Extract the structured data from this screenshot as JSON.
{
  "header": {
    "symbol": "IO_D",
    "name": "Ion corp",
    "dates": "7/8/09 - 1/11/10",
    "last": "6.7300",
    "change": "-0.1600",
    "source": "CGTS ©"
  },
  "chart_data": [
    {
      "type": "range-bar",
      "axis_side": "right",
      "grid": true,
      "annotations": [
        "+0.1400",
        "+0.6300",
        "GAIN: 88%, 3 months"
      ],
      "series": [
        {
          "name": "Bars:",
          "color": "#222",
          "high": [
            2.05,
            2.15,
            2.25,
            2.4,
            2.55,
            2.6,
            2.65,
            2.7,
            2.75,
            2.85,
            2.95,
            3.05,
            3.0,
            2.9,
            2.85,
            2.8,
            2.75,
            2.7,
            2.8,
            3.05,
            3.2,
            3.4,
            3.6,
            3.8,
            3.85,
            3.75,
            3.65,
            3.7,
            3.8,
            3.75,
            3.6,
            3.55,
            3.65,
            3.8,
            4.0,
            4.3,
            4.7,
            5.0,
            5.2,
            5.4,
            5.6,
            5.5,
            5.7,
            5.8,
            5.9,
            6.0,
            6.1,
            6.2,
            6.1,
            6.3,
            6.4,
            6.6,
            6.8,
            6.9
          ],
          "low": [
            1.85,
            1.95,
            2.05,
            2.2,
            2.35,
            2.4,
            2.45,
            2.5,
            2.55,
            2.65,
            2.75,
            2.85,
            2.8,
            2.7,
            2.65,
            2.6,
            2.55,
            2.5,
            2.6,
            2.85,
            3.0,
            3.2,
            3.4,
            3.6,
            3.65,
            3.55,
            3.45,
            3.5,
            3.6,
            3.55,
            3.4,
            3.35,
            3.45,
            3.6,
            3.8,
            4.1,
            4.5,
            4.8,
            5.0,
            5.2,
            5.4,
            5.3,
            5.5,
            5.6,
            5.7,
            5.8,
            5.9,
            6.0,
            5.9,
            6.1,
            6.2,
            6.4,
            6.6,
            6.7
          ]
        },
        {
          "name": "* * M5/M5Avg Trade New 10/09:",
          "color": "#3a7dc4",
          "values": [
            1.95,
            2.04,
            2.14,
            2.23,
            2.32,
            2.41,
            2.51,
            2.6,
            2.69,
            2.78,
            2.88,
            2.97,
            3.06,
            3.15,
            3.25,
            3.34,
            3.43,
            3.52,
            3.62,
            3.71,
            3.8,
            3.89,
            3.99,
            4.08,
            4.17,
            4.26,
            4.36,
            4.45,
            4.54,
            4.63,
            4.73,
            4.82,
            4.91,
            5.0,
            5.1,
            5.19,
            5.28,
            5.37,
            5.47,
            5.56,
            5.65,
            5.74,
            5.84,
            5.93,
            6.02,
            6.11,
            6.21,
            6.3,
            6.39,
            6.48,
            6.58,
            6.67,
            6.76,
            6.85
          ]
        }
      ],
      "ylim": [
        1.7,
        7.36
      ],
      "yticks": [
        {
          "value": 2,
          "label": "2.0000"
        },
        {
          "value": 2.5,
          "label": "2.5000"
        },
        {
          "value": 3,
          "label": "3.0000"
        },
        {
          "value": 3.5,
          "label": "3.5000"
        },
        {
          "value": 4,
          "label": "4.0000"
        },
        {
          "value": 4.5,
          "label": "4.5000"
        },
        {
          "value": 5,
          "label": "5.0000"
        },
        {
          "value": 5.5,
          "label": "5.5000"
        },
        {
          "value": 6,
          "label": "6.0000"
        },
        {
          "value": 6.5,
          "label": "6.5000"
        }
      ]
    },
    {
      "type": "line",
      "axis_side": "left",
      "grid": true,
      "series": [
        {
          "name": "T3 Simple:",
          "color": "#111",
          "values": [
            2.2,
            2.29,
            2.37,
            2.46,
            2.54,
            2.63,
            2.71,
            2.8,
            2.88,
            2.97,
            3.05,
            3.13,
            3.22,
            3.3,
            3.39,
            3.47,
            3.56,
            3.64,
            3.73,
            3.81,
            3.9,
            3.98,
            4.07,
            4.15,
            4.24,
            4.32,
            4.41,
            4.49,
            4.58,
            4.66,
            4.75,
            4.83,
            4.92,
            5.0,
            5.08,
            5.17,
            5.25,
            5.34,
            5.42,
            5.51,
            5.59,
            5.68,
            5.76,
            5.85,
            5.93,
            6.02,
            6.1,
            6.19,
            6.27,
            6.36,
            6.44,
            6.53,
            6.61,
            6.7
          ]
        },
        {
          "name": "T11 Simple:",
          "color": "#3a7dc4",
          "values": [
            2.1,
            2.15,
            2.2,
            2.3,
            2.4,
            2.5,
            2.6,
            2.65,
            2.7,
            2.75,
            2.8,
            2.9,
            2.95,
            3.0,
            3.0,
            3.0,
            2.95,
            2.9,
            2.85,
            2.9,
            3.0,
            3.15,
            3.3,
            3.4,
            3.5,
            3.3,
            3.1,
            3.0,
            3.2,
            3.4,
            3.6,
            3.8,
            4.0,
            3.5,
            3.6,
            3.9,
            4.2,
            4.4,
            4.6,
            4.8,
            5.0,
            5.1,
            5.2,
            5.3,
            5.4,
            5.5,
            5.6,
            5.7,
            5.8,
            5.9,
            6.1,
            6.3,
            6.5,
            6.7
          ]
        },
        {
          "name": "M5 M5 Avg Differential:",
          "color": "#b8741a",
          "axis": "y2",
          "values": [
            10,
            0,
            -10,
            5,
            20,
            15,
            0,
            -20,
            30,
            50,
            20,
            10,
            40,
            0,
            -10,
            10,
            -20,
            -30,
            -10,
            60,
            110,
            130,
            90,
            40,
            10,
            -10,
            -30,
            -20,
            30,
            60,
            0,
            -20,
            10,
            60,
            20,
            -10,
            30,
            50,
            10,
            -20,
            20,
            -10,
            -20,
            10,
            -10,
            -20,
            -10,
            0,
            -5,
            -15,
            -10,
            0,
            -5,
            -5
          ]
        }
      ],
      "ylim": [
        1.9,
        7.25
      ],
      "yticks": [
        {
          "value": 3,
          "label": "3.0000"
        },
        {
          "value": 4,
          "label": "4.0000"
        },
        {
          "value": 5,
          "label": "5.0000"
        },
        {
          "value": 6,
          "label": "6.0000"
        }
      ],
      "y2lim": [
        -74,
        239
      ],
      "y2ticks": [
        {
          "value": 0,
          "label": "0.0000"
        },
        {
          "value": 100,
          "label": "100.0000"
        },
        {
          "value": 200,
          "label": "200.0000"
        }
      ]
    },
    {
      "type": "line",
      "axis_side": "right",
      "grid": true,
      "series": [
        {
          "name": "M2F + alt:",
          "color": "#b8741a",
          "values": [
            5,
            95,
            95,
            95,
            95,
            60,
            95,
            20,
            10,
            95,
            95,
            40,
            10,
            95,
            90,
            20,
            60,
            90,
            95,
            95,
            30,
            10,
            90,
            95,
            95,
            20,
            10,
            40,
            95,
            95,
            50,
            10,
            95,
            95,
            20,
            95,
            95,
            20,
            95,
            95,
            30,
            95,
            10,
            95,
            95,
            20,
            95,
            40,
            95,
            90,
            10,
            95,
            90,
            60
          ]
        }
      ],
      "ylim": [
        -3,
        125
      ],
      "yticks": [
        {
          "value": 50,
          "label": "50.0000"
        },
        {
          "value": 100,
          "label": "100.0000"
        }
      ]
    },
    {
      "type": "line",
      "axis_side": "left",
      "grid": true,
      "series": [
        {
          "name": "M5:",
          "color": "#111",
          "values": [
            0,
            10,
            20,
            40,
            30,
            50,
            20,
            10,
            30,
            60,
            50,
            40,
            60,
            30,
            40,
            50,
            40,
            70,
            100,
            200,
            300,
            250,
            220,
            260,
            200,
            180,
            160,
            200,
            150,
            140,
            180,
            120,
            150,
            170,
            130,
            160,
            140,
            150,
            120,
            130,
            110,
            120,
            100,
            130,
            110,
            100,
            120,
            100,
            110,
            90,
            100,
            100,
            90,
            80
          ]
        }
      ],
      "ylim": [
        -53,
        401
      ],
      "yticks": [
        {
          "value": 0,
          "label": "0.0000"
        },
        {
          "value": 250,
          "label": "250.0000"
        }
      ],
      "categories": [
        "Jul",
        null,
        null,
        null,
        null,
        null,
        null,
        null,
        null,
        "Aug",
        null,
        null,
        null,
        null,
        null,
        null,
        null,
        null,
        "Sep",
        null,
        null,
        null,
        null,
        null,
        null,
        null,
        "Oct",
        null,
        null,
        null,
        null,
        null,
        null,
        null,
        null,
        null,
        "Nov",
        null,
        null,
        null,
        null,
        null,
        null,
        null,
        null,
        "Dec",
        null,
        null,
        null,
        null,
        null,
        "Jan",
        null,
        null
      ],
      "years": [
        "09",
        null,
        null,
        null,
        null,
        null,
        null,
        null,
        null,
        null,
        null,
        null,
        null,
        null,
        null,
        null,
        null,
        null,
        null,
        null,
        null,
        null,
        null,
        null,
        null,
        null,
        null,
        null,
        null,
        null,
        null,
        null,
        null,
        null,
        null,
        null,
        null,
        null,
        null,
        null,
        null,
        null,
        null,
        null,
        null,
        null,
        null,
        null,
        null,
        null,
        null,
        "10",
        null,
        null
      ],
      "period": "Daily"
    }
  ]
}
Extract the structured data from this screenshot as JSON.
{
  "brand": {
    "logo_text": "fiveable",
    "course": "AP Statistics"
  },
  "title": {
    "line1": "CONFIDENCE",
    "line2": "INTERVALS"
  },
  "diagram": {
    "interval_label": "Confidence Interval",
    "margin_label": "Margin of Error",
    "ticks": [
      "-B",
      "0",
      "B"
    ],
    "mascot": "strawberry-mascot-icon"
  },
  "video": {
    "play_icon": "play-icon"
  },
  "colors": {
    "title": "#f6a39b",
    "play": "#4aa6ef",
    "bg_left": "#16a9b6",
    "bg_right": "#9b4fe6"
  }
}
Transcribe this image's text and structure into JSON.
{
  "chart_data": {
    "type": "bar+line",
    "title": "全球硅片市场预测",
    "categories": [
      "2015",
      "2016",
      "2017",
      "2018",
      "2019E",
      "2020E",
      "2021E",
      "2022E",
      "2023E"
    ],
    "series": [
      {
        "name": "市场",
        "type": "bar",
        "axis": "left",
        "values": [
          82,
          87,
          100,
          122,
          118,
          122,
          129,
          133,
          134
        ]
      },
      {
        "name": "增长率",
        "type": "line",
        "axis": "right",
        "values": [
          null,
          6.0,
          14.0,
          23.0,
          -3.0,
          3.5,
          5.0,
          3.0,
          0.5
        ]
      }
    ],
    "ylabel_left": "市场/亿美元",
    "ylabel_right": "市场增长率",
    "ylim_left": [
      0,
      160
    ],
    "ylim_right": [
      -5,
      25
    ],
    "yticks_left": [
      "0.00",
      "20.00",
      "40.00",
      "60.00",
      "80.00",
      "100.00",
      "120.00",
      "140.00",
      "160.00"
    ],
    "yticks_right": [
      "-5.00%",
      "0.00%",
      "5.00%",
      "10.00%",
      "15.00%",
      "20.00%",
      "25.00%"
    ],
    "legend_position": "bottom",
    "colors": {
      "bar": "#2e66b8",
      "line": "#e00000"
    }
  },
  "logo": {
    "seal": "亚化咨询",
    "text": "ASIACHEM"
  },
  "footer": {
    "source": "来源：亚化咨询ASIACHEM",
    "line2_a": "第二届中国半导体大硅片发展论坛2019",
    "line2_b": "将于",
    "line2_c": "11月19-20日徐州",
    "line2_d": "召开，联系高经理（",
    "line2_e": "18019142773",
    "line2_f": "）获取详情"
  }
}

____

Problem to solve: Identify the lines of the entries containing the string "name". Copy each such line.

Complete output:
    "name": "Ion corp",
          "name": "Bars:",
          "name": "* * M5/M5Avg Trade New 10/09:",
          "name": "T3 Simple:",
          "name": "T11 Simple:",
          "name": "M5 M5 Avg Differential:",
          "name": "M2F + alt:",
          "name": "M5:",
        "name": "市场",
        "name": "增长率",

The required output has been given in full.